Clone

HTTPS: git clone https://vervis.peers.community/repos/yEzqv

SSH: git clone USERNAME@vervis.peers.community:yEzqv

Branches

master

concept.mdwn

Purpose

Explain the conceptual and mathematical foundations of semantic data models.

Topics

Introduction
Sets
Built-In Resources

Content

Introduction

A semantic model describes entities in abstract terms of set theory: objects, sets and relations. The world is composed of objects. These objects belong to sets. Objects also relate to other objects through many kinds of relations. For example, assume Anne and John are friends. Then Anne and John are members of the set of all people, and they are related by the marriage relation.

In mathematical notation:

Definitions:

P = {The set of all people}
M = {<p, q> ∈ P×P | p and q are married}

Facts:

John ∈ P
Anne ∈ P
John M Anne
Anne M John

In order to describe things in words, we must have common names for things. The collection of common names in a community of people is called language. The equivalent in the model could be a file or a database containing definitions and details. For the purpose of the discussion, let’s assume it is a database and denote it with D. Also, assume it is not a practical physical database, but an infinite conceptual database containing all the data in the world. In practice, data is spread across many databases.
════════════════════
STATED EXERCISE 1 >> Reproduce the passage of the semantic data models page starting with "SSH: git clone" and going on through "semantic data models.".
STATED EXERCISE 2 >> According to the semantic data models page, what is the collection of common names in a community of people called?
STATED EXERCISE 3 >> Pick up the semantic data models page after its final sentence and keep writing it.
The listing comes from a different source than the semantic data models page above.

STORED DATA >>
════════════════════
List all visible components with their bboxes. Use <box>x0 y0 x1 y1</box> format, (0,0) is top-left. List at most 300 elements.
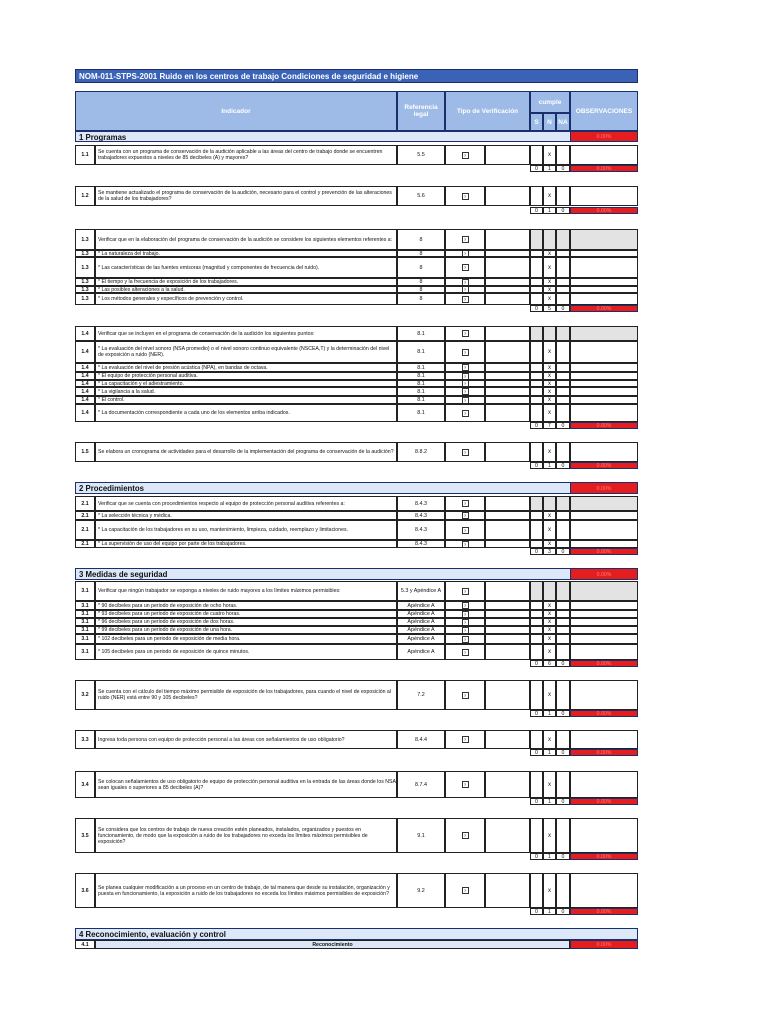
════════════════════
EXERCISE RESPONSE 1 >>
SSH: git clone USERNAME@vervis.peers.community:yEzqv

Branches

master

concept.mdwn

Purpose

Explain the conceptual and mathematical foundations of semantic data models.

EXERCISE RESPONSE 2 >> It is called language.

EXERCISE RESPONSE 3 >>
Sets

In natural language, when we want to talk about specific things, specific concepts and entities, we use nouns. In the model, we use the model equivalents, called Entities. In D, everything is an entity. Objects, sets and relations are entities. D contains a collection of entities and relations between them (which are entities too). We denote the set of all entities in D with the letter E. Thus, in a sense, D defines E.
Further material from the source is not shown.